## [Task details]
Transcribe all records exactly.
--- BEGIN Record extracts ---
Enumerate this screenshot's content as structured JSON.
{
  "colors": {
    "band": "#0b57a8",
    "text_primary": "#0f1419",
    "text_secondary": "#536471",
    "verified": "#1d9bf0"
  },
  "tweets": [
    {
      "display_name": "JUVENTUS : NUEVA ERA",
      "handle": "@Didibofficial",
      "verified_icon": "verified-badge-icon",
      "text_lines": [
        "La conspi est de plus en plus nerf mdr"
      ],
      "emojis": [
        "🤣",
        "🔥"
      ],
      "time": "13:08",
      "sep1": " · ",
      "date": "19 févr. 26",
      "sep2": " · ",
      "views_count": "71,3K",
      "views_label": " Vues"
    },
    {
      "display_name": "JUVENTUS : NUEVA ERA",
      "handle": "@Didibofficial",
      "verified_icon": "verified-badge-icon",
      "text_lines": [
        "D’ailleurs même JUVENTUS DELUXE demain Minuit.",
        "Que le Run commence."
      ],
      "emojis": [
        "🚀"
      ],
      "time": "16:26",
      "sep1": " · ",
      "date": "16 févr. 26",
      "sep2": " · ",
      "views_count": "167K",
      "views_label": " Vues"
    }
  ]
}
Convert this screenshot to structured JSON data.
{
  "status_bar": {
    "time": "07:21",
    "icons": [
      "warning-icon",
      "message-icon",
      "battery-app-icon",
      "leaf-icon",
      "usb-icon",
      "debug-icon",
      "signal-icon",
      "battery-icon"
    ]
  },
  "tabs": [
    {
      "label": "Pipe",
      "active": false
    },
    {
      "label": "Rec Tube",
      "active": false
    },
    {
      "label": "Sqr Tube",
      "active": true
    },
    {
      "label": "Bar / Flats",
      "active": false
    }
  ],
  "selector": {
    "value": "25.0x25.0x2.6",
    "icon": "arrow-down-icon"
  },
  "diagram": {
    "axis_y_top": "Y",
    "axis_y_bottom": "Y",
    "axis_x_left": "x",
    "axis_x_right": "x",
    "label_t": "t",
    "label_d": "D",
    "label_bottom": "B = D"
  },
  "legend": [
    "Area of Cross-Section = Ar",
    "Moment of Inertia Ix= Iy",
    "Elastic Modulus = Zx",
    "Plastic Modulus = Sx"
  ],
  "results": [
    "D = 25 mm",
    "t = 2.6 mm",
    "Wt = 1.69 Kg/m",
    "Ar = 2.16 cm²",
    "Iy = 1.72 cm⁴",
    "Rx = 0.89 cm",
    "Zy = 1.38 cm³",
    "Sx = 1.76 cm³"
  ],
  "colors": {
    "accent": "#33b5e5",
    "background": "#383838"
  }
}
--- END Record extracts ---
## [Result below]
Enumerate this screenshot's content as structured JSON.
{
  "colors": {
    "band": "#0b57a8",
    "text_primary": "#0f1419",
    "text_secondary": "#536471",
    "verified": "#1d9bf0"
  },
  "tweets": [
    {
      "display_name": "JUVENTUS : NUEVA ERA",
      "handle": "@Didibofficial",
      "verified_icon": "verified-badge-icon",
      "text_lines": [
        "La conspi est de plus en plus nerf mdr"
      ],
      "emojis": [
        "🤣",
        "🔥"
      ],
      "time": "13:08",
      "sep1": " · ",
      "date": "19 févr. 26",
      "sep2": " · ",
      "views_count": "71,3K",
      "views_label": " Vues"
    },
    {
      "display_name": "JUVENTUS : NUEVA ERA",
      "handle": "@Didibofficial",
      "verified_icon": "verified-badge-icon",
      "text_lines": [
        "D’ailleurs même JUVENTUS DELUXE demain Minuit.",
        "Que le Run commence."
      ],
      "emojis": [
        "🚀"
      ],
      "time": "16:26",
      "sep1": " · ",
      "date": "16 févr. 26",
      "sep2": " · ",
      "views_count": "167K",
      "views_label": " Vues"
    }
  ]
}
Convert this screenshot to structured JSON data.
{
  "status_bar": {
    "time": "07:21",
    "icons": [
      "warning-icon",
      "message-icon",
      "battery-app-icon",
      "leaf-icon",
      "usb-icon",
      "debug-icon",
      "signal-icon",
      "battery-icon"
    ]
  },
  "tabs": [
    {
      "label": "Pipe",
      "active": false
    },
    {
      "label": "Rec Tube",
      "active": false
    },
    {
      "label": "Sqr Tube",
      "active": true
    },
    {
      "label": "Bar / Flats",
      "active": false
    }
  ],
  "selector": {
    "value": "25.0x25.0x2.6",
    "icon": "arrow-down-icon"
  },
  "diagram": {
    "axis_y_top": "Y",
    "axis_y_bottom": "Y",
    "axis_x_left": "x",
    "axis_x_right": "x",
    "label_t": "t",
    "label_d": "D",
    "label_bottom": "B = D"
  },
  "legend": [
    "Area of Cross-Section = Ar",
    "Moment of Inertia Ix= Iy",
    "Elastic Modulus = Zx",
    "Plastic Modulus = Sx"
  ],
  "results": [
    "D = 25 mm",
    "t = 2.6 mm",
    "Wt = 1.69 Kg/m",
    "Ar = 2.16 cm²",
    "Iy = 1.72 cm⁴",
    "Rx = 0.89 cm",
    "Zy = 1.38 cm³",
    "Sx = 1.76 cm³"
  ],
  "colors": {
    "accent": "#33b5e5",
    "background": "#383838"
  }
}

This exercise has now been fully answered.